### What is needed
Return each line of the entries that mentions the word "dendritic".

Dataset rows about figures:

──────────────────────────────

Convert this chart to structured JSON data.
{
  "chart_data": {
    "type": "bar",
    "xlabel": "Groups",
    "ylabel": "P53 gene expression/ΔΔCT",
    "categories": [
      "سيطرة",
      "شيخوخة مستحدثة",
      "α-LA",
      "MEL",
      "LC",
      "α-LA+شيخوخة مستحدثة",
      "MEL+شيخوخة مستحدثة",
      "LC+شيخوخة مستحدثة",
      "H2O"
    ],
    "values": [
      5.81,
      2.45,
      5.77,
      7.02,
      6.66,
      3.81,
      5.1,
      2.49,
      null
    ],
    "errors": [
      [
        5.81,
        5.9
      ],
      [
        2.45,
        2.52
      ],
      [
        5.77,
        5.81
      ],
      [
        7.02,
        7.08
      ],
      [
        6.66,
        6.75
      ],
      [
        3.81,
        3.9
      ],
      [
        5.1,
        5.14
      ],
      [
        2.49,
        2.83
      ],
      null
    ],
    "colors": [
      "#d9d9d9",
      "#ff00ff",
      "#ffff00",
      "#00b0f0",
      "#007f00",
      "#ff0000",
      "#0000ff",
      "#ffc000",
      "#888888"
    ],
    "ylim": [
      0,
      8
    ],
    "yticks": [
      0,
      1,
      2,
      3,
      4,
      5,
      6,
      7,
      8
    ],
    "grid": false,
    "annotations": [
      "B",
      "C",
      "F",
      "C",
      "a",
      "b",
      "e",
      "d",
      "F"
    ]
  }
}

──────────────────────────────

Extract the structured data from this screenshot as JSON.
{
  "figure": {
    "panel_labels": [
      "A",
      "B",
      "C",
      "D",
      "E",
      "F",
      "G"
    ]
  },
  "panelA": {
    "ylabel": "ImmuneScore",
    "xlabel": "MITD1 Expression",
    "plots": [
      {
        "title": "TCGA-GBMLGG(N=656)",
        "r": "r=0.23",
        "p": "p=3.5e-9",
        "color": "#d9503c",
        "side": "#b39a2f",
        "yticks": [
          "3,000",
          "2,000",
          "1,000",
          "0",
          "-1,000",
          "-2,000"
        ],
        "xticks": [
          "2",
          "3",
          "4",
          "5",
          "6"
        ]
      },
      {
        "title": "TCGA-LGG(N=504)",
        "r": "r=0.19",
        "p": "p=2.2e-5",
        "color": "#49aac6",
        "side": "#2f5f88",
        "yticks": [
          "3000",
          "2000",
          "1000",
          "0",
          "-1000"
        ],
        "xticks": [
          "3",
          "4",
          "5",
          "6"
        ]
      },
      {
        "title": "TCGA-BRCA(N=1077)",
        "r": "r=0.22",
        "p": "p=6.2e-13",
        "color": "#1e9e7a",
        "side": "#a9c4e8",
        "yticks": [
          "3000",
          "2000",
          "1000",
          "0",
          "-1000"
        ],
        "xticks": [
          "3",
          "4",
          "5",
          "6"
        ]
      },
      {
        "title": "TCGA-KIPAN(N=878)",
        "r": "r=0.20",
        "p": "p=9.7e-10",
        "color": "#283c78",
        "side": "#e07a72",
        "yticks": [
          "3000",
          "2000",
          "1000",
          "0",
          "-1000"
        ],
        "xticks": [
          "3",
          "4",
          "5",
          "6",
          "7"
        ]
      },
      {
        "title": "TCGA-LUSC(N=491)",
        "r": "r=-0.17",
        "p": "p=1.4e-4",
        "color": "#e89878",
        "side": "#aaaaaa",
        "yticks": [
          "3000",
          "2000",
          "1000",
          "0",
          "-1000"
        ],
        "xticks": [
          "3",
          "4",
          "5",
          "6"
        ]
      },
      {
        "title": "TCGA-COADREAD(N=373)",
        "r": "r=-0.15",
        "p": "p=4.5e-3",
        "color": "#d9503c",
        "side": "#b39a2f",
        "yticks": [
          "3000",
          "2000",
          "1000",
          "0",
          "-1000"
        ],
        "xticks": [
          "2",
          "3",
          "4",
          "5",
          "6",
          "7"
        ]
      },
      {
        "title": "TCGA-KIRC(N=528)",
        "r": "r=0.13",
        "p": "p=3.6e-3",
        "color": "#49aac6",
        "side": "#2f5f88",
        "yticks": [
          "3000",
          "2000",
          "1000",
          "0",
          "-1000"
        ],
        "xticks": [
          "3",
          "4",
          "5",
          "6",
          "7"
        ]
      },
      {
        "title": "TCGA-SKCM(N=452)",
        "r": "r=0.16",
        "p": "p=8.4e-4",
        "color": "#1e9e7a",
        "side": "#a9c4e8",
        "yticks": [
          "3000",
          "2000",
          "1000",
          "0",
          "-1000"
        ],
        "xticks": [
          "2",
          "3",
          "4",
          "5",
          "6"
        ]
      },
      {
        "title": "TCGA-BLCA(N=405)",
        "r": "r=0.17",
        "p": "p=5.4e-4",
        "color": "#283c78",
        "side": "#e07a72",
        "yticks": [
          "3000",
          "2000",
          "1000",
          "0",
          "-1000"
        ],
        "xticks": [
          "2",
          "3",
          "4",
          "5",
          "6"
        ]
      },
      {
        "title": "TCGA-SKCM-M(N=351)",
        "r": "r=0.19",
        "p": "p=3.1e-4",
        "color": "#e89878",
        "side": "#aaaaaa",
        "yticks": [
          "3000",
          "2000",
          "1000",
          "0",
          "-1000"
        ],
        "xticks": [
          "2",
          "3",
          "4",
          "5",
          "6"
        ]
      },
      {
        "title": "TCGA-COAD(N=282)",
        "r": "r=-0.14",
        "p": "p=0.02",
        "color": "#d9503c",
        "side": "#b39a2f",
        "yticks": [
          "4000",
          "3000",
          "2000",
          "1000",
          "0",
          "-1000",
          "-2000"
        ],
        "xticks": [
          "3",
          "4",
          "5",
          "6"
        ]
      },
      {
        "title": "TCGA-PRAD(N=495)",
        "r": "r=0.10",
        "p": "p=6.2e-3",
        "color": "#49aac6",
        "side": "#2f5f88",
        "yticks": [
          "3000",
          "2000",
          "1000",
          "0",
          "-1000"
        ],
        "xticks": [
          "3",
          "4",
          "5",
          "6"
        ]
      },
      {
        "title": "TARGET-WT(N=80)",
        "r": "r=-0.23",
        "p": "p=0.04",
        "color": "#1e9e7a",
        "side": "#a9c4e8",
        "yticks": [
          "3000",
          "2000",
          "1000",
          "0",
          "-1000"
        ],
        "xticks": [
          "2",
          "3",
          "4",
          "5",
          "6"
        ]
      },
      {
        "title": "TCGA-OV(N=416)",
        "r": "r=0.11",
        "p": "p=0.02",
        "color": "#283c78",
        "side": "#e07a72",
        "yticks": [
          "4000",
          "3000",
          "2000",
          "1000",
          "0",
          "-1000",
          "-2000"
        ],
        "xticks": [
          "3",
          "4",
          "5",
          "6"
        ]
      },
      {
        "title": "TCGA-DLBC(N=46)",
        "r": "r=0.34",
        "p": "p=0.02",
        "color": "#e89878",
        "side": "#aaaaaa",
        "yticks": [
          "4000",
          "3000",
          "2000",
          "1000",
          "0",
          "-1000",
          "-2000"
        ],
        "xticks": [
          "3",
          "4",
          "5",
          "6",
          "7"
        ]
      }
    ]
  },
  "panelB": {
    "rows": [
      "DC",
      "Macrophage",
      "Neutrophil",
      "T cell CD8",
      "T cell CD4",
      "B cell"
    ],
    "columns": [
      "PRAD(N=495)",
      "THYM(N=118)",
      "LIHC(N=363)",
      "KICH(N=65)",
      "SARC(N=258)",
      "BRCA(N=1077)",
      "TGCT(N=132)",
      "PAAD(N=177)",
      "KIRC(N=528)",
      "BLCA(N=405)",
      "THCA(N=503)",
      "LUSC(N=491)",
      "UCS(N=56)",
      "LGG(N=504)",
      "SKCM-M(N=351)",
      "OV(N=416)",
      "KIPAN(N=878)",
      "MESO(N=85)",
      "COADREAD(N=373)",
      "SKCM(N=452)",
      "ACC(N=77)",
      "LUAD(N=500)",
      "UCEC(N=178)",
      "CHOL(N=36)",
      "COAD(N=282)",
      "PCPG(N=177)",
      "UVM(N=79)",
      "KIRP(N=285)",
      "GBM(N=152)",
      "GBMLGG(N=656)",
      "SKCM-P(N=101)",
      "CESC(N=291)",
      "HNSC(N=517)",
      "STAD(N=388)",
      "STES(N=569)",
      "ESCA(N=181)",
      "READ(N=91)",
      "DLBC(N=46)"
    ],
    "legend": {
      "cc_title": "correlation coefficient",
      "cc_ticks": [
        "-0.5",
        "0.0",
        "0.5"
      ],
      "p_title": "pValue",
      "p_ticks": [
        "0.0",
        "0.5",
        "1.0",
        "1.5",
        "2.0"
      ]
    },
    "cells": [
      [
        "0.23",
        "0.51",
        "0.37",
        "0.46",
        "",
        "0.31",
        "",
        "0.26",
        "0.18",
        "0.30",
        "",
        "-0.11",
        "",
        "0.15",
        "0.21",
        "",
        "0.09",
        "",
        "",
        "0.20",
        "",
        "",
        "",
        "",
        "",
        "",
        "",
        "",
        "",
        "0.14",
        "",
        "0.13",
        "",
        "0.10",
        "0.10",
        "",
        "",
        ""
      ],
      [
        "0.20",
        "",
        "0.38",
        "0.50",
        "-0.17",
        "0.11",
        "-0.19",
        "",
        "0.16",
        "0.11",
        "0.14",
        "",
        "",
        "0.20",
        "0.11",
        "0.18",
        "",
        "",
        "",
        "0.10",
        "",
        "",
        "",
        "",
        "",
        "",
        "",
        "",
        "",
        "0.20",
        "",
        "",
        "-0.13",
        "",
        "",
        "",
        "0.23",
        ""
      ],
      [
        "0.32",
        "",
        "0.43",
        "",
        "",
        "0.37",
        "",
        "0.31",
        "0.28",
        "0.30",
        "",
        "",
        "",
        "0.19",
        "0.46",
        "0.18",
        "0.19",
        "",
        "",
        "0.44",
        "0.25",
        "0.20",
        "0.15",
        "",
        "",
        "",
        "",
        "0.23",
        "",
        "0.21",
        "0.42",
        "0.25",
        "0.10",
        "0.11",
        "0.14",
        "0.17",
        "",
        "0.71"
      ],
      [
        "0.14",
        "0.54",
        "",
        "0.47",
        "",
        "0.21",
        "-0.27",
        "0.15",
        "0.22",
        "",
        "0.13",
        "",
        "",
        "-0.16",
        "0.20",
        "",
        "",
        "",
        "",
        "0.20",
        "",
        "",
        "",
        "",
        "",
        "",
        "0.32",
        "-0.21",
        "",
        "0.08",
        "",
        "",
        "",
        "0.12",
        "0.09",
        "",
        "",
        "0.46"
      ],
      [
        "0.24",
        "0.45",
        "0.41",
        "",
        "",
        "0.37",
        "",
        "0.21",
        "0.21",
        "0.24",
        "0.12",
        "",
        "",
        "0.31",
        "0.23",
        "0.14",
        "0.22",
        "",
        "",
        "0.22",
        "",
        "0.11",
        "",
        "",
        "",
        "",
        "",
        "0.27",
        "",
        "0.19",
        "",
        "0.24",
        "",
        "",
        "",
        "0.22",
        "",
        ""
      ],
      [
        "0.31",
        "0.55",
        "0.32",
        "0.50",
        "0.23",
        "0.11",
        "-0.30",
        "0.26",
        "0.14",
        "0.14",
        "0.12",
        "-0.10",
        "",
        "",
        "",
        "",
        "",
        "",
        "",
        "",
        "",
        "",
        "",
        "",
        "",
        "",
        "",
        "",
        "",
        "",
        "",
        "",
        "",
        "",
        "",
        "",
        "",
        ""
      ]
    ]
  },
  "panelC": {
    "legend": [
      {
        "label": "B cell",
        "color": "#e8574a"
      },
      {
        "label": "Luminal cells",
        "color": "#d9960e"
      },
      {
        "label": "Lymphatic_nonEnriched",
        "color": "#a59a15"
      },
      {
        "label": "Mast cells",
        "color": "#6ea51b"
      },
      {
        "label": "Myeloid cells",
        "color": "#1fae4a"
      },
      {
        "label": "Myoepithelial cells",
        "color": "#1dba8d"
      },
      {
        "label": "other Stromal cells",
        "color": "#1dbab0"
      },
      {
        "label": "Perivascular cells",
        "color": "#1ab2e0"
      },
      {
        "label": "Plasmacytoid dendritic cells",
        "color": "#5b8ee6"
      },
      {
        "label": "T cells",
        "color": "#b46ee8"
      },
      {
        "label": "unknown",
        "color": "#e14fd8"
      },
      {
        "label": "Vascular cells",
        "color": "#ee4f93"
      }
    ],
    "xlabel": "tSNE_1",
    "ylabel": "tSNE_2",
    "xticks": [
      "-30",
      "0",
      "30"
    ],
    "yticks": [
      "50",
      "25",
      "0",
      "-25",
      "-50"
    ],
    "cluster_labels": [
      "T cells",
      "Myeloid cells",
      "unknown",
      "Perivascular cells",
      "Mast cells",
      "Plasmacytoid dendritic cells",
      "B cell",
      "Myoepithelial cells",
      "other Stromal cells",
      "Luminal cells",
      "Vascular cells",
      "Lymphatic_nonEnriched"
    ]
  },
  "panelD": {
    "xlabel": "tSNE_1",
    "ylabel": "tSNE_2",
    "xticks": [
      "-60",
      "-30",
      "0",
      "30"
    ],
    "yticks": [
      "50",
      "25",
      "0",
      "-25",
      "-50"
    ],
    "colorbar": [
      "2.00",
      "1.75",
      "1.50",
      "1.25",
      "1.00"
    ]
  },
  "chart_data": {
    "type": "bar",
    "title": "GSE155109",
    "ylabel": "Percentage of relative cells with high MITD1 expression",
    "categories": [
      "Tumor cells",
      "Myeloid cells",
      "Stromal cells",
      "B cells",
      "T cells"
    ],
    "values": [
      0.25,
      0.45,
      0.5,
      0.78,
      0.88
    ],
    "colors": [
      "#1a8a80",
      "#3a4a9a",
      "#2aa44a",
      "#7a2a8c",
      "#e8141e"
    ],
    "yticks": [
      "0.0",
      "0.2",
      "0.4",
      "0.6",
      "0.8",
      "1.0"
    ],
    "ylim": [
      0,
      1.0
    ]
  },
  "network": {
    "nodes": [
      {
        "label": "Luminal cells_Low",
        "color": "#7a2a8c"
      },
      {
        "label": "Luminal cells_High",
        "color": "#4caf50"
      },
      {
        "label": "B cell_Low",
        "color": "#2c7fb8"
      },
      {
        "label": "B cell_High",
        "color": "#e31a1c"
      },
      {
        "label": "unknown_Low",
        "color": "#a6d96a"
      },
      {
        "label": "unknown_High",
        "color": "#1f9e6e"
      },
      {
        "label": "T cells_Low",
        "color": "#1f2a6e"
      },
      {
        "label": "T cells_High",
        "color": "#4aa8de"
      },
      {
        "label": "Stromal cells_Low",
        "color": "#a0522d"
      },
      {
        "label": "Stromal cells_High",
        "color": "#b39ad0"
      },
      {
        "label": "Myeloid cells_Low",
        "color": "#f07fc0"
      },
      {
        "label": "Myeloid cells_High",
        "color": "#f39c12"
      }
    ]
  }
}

──────────────────────────────

### Answer to the exercise
        "label": "Plasmacytoid dendritic cells",
      "Plasmacytoid dendritic cells",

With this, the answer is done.